--- Requirement ---
Wherever the word "JSON" appears in the entries, copy the whole line.

--- Entries supplied ---

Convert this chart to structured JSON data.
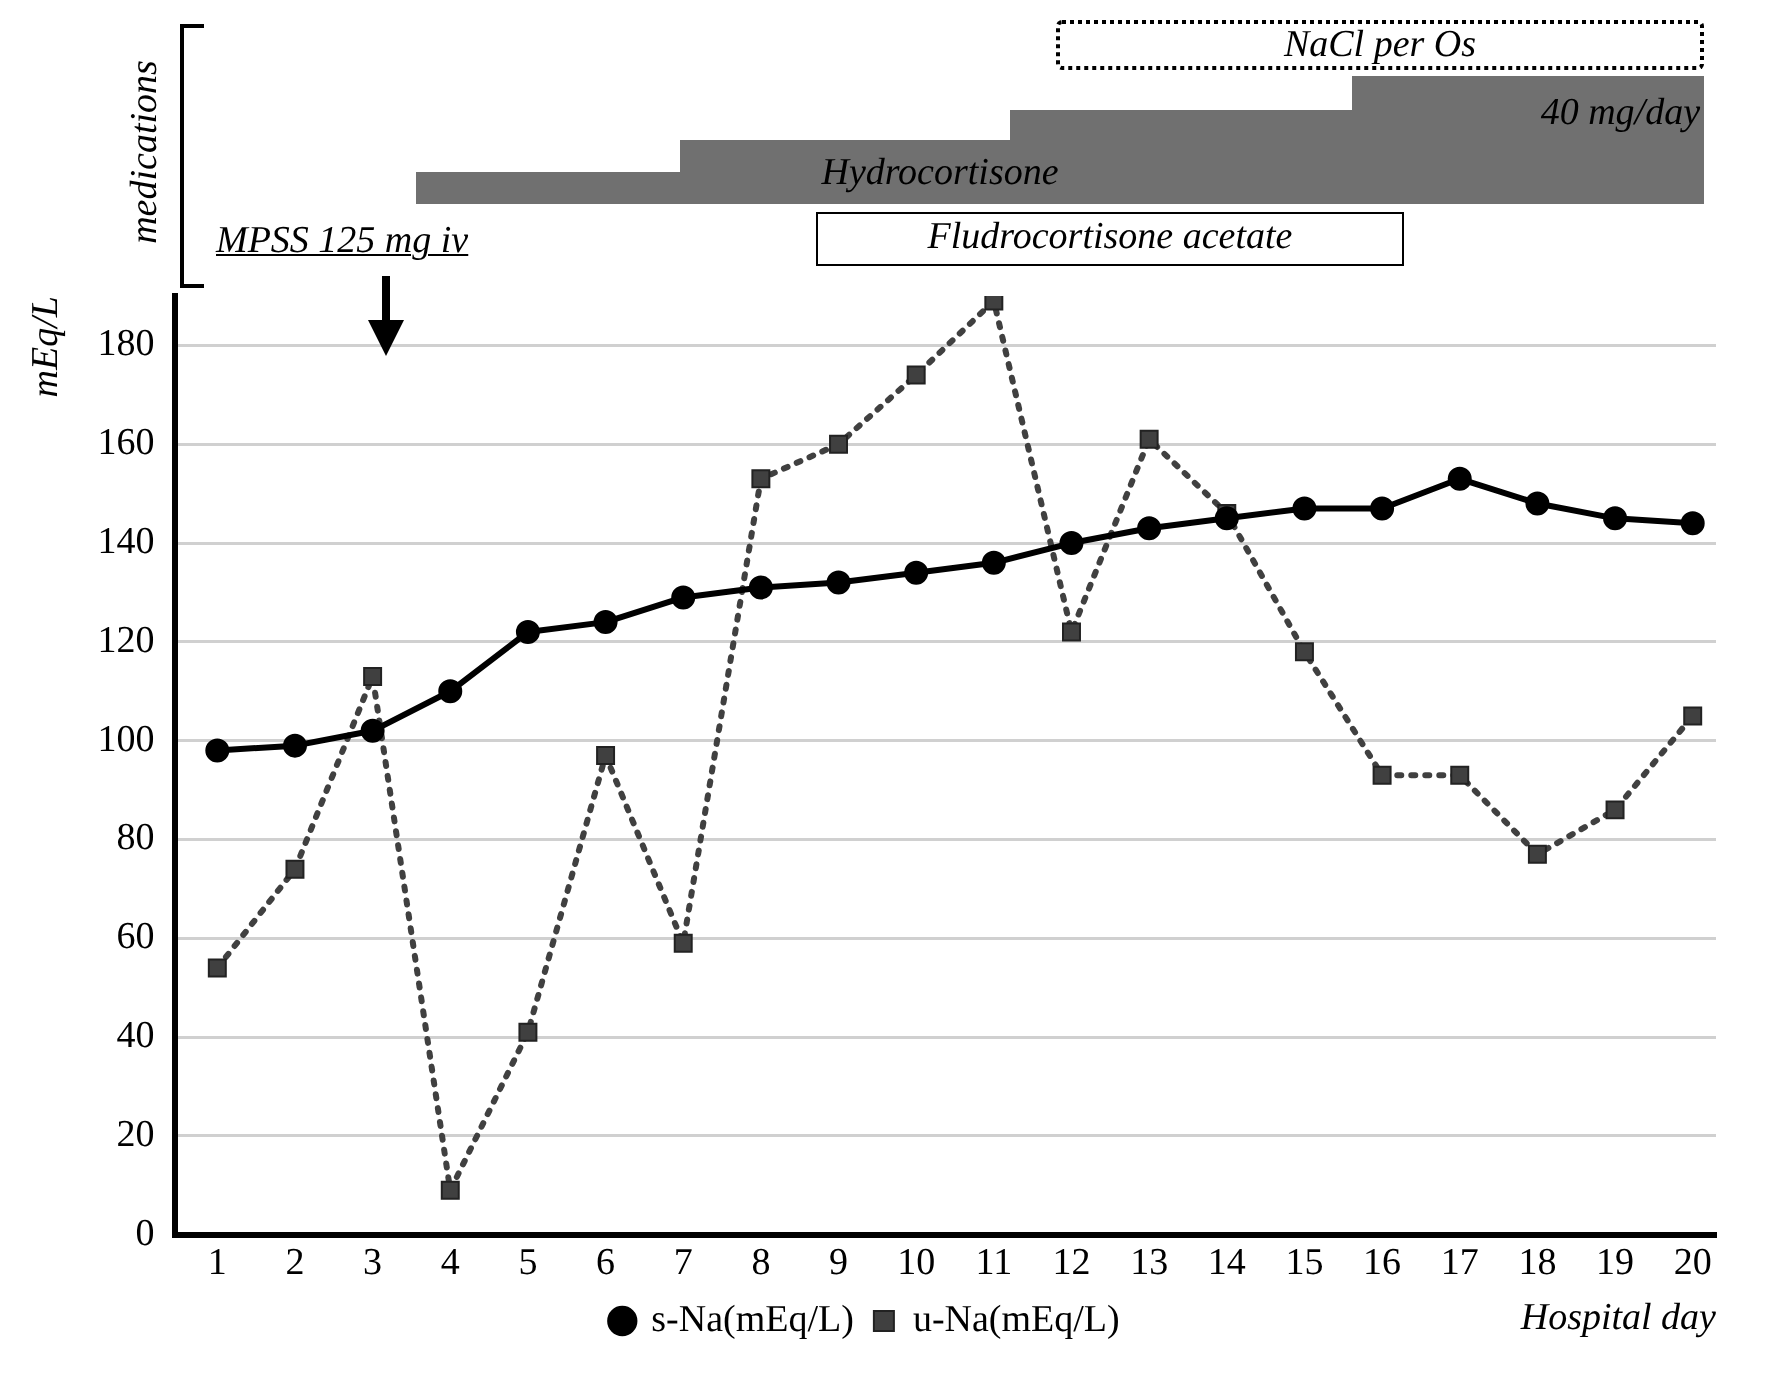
{
  "chart_data": {
    "type": "line",
    "x": [
      1,
      2,
      3,
      4,
      5,
      6,
      7,
      8,
      9,
      10,
      11,
      12,
      13,
      14,
      15,
      16,
      17,
      18,
      19,
      20
    ],
    "xlim": [
      0.45,
      20.3
    ],
    "xticks": [
      1,
      2,
      3,
      4,
      5,
      6,
      7,
      8,
      9,
      10,
      11,
      12,
      13,
      14,
      15,
      16,
      17,
      18,
      19,
      20
    ],
    "ylim": [
      0,
      190
    ],
    "yticks": [
      0,
      20,
      40,
      60,
      80,
      100,
      120,
      140,
      160,
      180
    ],
    "xlabel": "Hospital day",
    "ylabel": "mEq/L",
    "series": [
      {
        "name": "u-Na(mEq/L)",
        "color": "#404040",
        "marker": "square",
        "line_style": "dotted",
        "values": [
          54,
          74,
          113,
          9,
          41,
          97,
          59,
          153,
          160,
          174,
          189,
          122,
          161,
          146,
          118,
          93,
          93,
          77,
          86,
          105
        ]
      },
      {
        "name": "s-Na(mEq/L)",
        "color": "#000000",
        "marker": "circle",
        "line_style": "solid",
        "values": [
          98,
          99,
          102,
          110,
          122,
          124,
          129,
          131,
          132,
          134,
          136,
          140,
          143,
          145,
          147,
          147,
          153,
          148,
          145,
          144
        ]
      }
    ],
    "annotations": [
      "medications",
      "MPSS 125 mg iv",
      "Hydrocortisone",
      "40 mg/day",
      "Fludrocortisone acetate",
      "NaCl per Os"
    ],
    "grid": "y",
    "legend": "bottom"
  }
}
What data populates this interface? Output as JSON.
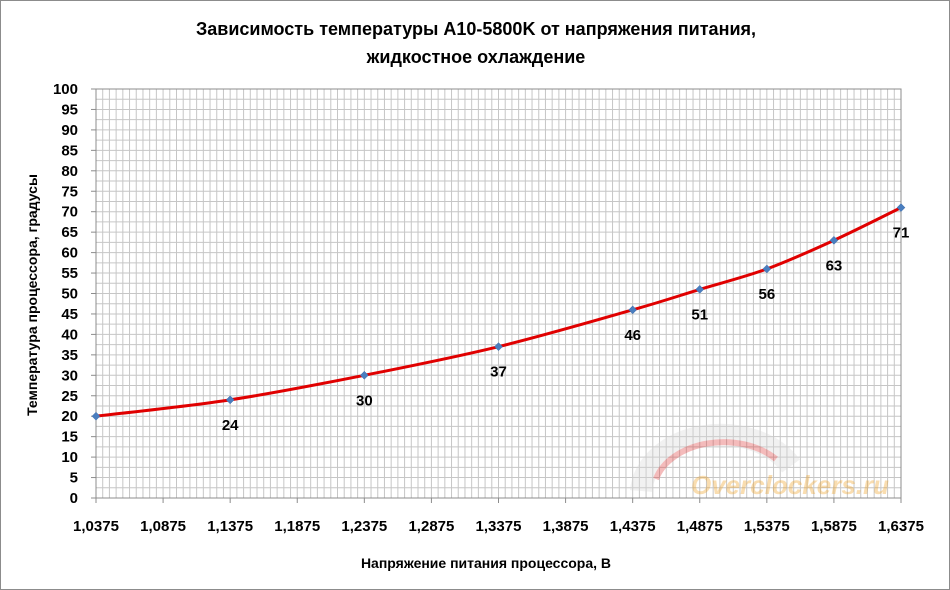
{
  "chart_data": {
    "type": "line",
    "title_line1": "Зависимость температуры A10-5800K от напряжения питания,",
    "title_line2": "жидкостное охлаждение",
    "xlabel": "Напряжение питания процессора, В",
    "ylabel": "Температура процессора, градусы",
    "x_tick_labels": [
      "1,0375",
      "1,0875",
      "1,1375",
      "1,1875",
      "1,2375",
      "1,2875",
      "1,3375",
      "1,3875",
      "1,4375",
      "1,4875",
      "1,5375",
      "1,5875",
      "1,6375"
    ],
    "xlim": [
      1.0375,
      1.6375
    ],
    "ylim": [
      0,
      100
    ],
    "y_ticks": [
      0,
      5,
      10,
      15,
      20,
      25,
      30,
      35,
      40,
      45,
      50,
      55,
      60,
      65,
      70,
      75,
      80,
      85,
      90,
      95,
      100
    ],
    "series": [
      {
        "x": [
          1.0375,
          1.1375,
          1.2375,
          1.3375,
          1.4375,
          1.4875,
          1.5375,
          1.5875,
          1.6375
        ],
        "values": [
          20,
          24,
          30,
          37,
          46,
          51,
          56,
          63,
          71
        ],
        "data_labels": [
          "",
          "24",
          "30",
          "37",
          "46",
          "51",
          "56",
          "63",
          "71"
        ]
      }
    ],
    "line_color": "#e00000",
    "marker_color": "#4a7ebf",
    "grid": true,
    "grid_color": "#c6c6c6"
  },
  "watermark": {
    "text": "Overclockers.ru",
    "color": "#f0a020"
  }
}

--- Output of the exercise ---
Convert this chart to structured JSON data.
What data populates this interface? Output as JSON.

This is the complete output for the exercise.